— Start Exercise material —

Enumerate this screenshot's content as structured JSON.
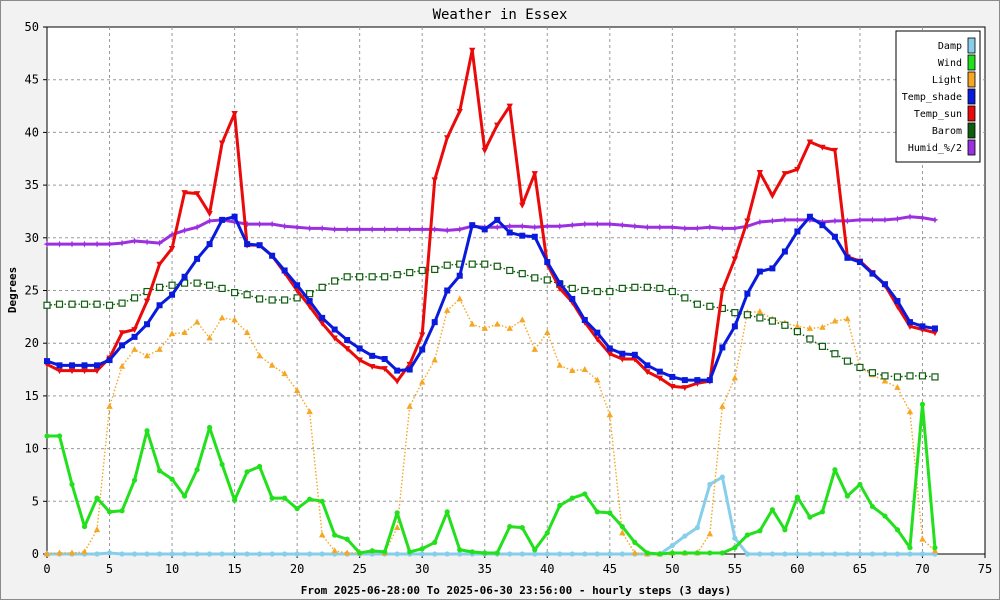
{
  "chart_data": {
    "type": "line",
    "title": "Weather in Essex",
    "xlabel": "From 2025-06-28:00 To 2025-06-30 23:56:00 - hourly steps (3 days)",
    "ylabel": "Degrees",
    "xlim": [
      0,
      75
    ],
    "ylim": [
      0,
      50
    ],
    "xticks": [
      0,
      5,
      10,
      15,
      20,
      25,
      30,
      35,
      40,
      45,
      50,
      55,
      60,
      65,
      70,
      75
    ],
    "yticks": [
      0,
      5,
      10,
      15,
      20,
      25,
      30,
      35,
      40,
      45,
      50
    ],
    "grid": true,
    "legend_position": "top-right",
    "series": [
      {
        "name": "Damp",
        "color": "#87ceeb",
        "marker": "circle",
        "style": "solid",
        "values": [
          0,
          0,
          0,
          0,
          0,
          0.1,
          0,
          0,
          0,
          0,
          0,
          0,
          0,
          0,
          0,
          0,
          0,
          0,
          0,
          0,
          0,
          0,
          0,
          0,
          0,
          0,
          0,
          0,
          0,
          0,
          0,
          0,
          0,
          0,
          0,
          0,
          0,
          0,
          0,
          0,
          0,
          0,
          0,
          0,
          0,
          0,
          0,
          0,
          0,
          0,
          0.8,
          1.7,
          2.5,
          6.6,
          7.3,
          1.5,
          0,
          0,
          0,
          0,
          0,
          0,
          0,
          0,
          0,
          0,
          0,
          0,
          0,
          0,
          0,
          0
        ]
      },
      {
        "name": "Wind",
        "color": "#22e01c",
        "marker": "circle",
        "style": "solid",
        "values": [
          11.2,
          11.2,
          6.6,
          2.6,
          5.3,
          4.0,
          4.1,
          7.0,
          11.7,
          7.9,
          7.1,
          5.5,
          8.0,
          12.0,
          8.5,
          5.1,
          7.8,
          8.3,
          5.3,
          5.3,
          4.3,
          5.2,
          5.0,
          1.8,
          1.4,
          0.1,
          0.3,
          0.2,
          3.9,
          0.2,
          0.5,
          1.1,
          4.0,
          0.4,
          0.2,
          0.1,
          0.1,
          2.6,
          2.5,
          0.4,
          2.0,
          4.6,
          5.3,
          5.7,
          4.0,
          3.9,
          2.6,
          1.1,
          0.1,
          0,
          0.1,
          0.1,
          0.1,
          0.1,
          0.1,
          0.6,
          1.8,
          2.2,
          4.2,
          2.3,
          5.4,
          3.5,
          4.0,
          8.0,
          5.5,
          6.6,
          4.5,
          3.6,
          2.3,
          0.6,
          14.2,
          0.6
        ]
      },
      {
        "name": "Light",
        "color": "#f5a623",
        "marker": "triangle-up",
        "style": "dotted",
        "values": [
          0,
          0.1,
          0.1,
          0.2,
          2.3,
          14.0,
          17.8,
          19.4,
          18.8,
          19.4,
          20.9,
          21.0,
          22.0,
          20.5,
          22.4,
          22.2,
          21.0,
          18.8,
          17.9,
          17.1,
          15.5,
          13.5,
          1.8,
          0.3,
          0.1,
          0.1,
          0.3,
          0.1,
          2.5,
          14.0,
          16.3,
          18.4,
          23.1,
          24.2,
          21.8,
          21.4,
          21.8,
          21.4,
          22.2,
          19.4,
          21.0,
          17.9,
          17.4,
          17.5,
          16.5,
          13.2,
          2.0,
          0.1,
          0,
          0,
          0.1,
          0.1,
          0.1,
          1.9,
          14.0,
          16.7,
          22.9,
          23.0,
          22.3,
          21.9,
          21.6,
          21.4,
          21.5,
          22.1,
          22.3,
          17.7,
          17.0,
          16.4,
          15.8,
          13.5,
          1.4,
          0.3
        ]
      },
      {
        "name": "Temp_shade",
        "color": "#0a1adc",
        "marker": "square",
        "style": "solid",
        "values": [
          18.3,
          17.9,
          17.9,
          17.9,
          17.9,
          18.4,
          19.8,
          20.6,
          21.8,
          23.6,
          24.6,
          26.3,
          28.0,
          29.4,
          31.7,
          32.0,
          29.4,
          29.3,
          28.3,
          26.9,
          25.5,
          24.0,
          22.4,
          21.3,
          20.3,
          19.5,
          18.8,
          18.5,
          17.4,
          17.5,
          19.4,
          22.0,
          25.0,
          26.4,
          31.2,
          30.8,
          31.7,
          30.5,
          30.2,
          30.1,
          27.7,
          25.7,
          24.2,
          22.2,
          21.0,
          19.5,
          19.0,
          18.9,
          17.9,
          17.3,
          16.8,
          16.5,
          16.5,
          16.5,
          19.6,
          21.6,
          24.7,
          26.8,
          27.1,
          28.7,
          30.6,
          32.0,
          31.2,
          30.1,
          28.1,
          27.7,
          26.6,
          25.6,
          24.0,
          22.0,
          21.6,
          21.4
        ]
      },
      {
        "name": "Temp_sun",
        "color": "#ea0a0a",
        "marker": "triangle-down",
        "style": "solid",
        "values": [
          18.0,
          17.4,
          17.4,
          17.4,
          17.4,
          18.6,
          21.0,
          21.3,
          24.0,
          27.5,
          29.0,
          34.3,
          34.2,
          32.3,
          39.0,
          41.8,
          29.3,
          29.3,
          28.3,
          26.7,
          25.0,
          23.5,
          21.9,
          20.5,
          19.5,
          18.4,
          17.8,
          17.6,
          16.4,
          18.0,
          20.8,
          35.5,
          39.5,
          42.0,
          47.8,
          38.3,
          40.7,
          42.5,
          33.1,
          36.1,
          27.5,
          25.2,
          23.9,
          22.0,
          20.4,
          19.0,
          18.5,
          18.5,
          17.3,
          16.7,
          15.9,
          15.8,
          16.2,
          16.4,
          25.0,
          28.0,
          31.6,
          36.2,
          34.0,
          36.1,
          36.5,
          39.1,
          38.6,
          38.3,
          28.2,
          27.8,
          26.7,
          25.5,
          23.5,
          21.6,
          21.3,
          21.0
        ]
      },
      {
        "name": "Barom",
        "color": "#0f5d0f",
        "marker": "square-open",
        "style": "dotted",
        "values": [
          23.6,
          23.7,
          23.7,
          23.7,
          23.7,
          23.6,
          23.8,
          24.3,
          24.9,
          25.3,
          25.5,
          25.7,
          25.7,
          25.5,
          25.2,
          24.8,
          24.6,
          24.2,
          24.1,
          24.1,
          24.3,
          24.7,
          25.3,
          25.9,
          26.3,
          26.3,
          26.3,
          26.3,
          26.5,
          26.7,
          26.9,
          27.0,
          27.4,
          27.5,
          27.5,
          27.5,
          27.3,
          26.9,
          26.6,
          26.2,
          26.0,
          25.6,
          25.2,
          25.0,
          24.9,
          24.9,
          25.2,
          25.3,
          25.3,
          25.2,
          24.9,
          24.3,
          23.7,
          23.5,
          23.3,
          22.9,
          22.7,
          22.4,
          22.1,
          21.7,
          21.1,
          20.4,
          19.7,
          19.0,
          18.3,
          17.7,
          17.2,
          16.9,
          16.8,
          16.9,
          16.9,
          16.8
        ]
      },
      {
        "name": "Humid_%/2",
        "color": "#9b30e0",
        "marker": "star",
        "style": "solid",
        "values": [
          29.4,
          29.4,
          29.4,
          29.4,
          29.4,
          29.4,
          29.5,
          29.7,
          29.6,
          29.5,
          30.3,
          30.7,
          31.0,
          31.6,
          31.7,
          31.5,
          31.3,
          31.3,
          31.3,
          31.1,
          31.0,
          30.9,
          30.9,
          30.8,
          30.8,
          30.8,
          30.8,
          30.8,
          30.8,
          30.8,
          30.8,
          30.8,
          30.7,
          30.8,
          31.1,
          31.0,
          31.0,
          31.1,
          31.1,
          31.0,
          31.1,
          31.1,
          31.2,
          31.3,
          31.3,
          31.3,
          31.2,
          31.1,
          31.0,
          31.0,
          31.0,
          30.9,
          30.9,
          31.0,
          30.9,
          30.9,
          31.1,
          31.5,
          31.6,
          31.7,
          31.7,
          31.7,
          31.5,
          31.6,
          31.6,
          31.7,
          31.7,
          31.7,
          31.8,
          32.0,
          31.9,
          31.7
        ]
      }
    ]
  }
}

— End Exercise material —
— Start Exercise material —

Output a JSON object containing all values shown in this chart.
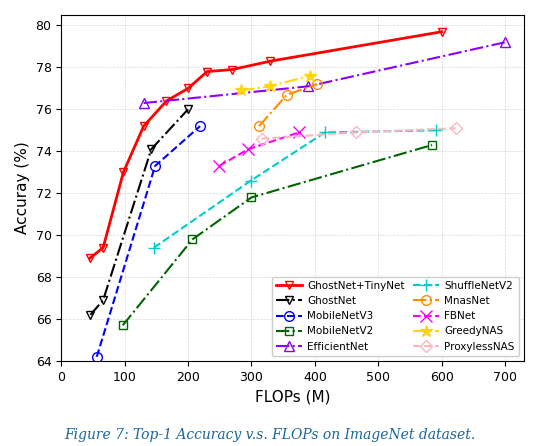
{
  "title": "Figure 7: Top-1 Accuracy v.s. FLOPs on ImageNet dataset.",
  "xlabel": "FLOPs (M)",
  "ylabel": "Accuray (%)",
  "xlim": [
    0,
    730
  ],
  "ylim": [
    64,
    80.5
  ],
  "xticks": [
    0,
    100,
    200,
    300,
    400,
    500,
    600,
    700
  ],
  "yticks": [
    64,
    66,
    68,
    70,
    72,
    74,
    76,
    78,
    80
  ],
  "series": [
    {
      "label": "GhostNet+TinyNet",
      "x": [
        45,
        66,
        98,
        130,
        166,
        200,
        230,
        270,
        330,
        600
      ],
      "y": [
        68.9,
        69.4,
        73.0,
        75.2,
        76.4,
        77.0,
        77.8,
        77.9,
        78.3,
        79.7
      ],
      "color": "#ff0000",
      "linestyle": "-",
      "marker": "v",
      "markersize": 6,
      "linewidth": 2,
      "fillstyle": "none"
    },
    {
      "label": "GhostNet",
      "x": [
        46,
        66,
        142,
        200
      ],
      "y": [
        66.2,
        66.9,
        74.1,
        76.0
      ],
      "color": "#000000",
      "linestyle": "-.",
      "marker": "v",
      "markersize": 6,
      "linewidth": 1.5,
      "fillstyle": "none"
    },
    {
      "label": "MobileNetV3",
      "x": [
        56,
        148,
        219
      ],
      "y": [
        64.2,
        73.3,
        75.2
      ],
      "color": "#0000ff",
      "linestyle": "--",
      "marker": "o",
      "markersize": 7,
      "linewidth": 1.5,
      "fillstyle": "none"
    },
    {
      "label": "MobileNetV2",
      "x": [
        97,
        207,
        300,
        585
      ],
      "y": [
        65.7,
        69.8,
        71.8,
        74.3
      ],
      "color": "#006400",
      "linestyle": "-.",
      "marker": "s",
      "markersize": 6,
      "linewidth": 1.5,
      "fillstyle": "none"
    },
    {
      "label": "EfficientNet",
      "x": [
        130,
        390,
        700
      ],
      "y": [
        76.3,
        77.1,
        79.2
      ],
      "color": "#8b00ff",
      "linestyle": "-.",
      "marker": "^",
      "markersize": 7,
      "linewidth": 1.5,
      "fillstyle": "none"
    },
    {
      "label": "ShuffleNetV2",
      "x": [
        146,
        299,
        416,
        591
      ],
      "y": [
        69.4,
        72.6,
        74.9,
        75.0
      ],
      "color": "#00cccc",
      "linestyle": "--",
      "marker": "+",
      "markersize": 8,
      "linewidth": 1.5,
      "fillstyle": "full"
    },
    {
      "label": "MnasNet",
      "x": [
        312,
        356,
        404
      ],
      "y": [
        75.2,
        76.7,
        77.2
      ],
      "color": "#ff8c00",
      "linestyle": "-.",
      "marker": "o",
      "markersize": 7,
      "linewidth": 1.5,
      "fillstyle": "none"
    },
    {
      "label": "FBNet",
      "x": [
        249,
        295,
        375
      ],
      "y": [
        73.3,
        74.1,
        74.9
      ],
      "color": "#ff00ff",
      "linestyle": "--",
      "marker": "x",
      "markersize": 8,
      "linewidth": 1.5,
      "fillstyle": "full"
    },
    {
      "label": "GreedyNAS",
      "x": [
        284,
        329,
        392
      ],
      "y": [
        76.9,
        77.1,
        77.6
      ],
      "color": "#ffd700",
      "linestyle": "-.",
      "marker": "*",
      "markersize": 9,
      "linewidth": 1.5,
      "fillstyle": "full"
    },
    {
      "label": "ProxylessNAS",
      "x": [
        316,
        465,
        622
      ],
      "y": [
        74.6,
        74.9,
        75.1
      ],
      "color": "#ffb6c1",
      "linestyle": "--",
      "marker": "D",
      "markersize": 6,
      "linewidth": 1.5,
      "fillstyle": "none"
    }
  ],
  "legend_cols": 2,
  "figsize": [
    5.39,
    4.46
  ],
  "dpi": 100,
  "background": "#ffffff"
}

— End Exercise material —

What you have to do
From the data above, copy each line that holds "FLOPs".

Answer to this task
  "title": "Figure 7: Top-1 Accuracy v.s. FLOPs on ImageNet dataset.",
  "xlabel": "FLOPs (M)",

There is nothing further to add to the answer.